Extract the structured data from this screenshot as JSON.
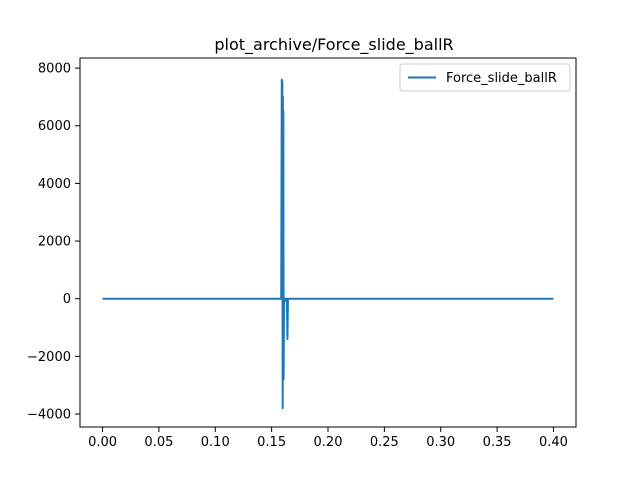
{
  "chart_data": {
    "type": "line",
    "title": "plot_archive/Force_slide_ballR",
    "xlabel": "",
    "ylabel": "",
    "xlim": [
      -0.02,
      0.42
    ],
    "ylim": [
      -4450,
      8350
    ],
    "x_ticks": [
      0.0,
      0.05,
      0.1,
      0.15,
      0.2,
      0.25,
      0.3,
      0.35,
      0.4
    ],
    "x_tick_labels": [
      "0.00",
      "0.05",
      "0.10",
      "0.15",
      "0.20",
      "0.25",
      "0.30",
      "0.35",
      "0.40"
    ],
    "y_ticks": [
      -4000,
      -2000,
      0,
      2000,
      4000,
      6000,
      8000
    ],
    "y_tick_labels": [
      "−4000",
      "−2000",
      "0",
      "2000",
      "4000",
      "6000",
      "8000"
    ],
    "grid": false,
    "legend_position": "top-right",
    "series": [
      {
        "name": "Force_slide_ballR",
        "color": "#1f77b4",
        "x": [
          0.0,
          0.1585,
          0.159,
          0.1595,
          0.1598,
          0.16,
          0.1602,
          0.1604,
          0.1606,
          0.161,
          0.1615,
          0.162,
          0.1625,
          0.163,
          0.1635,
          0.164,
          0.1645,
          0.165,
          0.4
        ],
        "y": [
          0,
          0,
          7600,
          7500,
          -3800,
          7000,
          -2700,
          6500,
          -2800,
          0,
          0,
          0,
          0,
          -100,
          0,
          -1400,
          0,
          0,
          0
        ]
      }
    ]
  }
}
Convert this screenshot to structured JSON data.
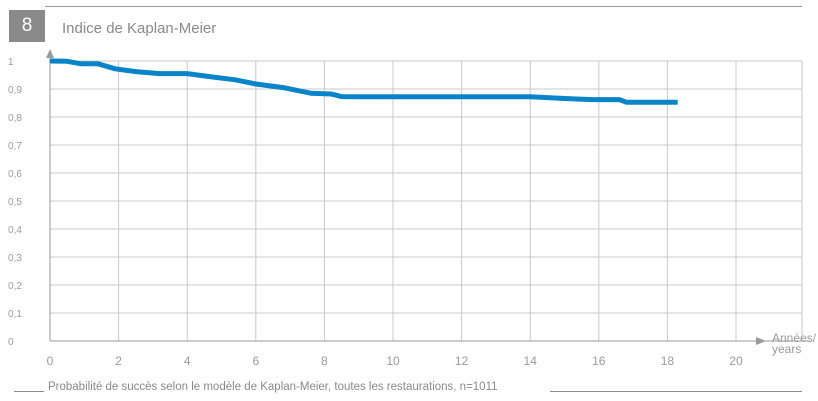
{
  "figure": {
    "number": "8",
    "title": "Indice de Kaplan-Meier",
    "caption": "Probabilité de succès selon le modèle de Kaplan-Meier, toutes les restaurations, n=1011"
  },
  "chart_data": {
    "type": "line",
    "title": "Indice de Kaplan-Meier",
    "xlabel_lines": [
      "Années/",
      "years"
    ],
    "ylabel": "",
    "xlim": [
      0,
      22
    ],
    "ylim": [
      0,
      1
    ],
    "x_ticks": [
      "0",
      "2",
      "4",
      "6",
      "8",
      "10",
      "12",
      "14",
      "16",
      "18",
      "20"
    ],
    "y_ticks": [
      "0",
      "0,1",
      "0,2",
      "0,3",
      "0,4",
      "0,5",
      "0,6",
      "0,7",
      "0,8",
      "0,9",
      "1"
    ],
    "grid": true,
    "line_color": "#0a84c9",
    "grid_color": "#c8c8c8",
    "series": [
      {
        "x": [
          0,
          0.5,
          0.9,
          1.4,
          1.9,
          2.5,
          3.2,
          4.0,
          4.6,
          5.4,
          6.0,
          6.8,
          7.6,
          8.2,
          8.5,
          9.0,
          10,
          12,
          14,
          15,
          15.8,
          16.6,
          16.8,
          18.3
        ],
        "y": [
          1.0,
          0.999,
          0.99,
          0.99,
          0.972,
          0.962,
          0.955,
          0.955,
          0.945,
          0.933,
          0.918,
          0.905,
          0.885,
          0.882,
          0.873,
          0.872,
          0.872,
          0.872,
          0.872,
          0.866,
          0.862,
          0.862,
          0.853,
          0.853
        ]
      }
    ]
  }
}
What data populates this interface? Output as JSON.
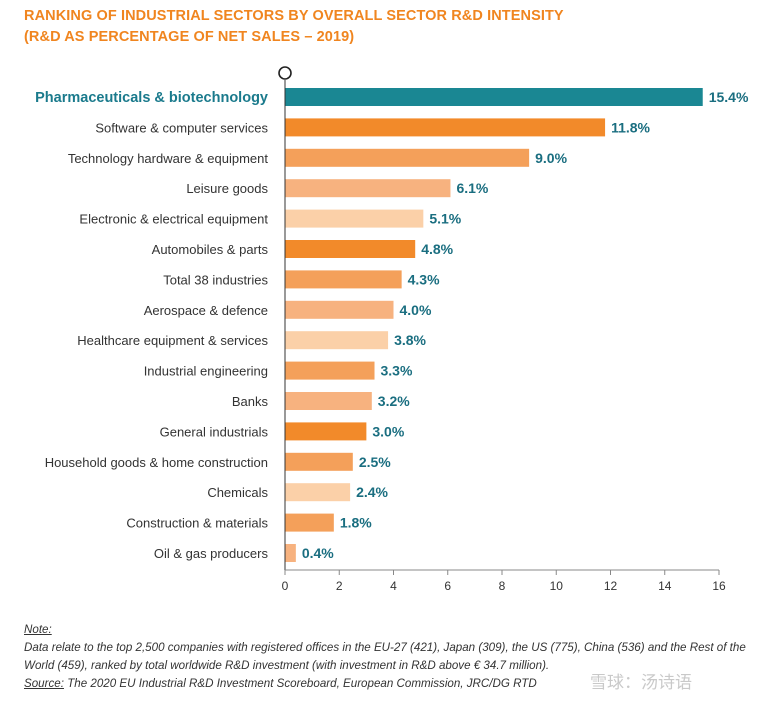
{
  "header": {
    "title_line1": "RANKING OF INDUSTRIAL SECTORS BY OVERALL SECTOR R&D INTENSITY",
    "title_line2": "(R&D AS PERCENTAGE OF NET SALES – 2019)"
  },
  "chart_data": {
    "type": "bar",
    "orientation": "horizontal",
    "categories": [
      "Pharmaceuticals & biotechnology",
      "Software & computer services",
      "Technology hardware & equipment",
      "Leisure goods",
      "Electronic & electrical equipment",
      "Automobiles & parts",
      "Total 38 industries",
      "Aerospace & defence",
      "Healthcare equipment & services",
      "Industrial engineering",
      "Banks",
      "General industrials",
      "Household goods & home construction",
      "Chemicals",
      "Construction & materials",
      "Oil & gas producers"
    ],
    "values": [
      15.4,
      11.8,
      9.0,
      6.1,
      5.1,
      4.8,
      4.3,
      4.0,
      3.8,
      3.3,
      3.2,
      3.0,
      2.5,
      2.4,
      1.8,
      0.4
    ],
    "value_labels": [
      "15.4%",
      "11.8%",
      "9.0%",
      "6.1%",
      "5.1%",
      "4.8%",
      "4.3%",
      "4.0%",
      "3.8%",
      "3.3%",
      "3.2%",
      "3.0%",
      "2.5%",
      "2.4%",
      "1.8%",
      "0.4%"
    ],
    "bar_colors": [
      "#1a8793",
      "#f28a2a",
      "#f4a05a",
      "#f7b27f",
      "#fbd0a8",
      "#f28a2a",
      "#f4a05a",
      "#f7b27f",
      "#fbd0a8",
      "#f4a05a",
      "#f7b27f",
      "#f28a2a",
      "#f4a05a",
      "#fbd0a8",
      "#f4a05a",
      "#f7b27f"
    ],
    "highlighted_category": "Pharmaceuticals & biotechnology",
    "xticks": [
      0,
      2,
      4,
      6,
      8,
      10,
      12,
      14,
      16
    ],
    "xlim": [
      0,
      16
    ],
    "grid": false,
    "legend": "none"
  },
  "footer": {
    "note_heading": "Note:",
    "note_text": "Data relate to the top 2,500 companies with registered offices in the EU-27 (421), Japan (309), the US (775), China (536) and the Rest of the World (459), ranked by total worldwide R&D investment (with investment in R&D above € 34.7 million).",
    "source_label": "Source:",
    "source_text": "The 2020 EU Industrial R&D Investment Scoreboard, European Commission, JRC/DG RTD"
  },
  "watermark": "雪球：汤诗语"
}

******************************

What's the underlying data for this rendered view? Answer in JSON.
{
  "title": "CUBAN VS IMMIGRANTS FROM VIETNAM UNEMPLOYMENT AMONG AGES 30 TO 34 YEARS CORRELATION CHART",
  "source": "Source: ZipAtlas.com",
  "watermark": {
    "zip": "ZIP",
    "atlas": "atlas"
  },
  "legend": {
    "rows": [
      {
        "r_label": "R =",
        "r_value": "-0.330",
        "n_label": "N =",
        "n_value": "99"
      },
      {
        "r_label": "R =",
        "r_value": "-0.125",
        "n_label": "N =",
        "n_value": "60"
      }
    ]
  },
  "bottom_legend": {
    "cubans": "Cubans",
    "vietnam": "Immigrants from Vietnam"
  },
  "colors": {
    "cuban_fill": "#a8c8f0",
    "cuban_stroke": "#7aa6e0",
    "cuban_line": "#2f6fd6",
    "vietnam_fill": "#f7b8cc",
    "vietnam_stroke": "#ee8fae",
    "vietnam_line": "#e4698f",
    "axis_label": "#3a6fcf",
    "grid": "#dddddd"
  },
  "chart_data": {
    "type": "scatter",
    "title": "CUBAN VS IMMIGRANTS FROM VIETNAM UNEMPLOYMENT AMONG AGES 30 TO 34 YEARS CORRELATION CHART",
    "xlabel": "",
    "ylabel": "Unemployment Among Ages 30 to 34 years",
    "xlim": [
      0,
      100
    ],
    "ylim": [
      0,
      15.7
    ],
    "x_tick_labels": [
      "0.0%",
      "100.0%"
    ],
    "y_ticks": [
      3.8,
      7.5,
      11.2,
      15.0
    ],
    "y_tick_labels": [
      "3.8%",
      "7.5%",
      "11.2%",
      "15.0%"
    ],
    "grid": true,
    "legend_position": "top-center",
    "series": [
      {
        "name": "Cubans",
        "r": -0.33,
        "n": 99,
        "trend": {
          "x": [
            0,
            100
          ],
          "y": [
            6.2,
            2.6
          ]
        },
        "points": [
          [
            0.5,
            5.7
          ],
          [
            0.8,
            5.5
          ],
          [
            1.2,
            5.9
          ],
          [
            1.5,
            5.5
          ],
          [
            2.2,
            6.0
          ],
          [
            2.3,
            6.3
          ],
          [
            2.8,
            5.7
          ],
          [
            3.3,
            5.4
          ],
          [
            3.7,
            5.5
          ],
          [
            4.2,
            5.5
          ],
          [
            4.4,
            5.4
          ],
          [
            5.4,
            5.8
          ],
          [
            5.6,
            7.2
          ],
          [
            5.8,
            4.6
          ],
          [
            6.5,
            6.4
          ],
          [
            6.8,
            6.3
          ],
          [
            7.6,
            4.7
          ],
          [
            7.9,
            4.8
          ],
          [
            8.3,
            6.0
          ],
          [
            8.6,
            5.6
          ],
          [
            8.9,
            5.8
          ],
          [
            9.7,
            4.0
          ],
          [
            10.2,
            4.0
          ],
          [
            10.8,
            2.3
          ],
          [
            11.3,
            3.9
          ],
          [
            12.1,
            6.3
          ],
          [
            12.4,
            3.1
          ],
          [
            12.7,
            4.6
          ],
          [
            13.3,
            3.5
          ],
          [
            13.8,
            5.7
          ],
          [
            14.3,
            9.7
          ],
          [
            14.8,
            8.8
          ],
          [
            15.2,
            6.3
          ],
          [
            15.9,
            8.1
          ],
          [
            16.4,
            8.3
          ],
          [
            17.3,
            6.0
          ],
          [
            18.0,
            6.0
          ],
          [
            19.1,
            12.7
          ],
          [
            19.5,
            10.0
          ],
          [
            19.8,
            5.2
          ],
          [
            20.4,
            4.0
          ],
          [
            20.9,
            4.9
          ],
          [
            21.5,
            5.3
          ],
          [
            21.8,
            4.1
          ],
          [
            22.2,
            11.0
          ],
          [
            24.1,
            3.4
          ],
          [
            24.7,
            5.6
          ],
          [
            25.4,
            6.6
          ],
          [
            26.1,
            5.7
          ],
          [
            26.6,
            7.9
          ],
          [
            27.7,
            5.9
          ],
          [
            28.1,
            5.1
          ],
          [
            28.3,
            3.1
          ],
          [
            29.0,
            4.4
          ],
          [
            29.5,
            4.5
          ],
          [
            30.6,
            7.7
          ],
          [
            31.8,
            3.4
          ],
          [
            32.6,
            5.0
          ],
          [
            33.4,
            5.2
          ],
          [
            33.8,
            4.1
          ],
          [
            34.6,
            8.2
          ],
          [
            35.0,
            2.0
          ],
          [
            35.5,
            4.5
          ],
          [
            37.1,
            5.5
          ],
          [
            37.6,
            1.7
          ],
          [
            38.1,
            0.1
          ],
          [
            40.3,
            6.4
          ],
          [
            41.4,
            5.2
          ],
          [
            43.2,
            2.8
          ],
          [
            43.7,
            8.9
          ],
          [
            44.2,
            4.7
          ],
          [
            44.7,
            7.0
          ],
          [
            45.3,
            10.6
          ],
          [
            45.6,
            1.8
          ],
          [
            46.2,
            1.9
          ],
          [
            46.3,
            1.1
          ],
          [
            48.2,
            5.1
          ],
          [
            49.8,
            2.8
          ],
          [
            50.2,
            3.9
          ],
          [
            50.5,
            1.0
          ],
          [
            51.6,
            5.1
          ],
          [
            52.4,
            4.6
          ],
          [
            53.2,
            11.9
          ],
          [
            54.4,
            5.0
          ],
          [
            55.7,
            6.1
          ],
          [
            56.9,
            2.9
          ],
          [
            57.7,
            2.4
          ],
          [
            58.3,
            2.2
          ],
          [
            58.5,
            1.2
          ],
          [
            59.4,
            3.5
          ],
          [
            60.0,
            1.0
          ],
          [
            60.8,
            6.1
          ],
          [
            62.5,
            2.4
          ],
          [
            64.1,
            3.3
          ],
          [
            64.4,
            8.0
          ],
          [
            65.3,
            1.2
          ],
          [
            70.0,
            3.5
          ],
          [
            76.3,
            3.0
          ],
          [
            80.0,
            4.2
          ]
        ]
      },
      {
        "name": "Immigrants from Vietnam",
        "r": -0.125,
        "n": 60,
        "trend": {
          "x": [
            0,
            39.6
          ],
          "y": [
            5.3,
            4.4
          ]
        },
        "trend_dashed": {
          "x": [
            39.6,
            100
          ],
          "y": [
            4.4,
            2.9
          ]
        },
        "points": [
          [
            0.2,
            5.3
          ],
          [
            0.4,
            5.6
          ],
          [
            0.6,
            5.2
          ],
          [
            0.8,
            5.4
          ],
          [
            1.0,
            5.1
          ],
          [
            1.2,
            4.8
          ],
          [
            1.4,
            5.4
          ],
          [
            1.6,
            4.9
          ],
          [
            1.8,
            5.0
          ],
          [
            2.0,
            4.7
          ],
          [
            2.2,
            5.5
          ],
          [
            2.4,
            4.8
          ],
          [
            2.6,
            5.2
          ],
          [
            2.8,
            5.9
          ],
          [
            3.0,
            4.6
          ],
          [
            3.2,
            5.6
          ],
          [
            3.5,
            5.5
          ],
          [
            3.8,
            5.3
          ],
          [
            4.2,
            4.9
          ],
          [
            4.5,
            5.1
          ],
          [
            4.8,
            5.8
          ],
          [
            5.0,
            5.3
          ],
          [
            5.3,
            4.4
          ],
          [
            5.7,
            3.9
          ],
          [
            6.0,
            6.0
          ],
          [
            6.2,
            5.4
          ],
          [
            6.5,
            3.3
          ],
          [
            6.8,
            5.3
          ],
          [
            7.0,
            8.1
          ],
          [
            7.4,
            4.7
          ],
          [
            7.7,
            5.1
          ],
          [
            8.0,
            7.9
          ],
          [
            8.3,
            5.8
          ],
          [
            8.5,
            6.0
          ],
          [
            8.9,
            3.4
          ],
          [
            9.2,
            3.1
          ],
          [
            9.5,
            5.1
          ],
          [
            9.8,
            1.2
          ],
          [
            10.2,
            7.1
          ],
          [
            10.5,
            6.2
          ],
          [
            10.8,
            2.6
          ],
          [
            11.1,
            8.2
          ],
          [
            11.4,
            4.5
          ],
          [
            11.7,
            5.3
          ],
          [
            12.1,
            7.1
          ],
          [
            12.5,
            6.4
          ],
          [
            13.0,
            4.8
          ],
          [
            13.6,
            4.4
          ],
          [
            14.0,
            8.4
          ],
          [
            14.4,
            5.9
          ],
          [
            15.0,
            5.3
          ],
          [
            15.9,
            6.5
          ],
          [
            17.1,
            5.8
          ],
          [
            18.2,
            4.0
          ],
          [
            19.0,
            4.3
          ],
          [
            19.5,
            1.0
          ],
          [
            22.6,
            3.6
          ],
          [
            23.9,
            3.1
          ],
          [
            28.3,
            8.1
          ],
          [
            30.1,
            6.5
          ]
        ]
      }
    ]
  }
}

******************************

▸ Job:
The answer is a single number: how many lines include the word "CORRELATION"?

▸ Full response:
2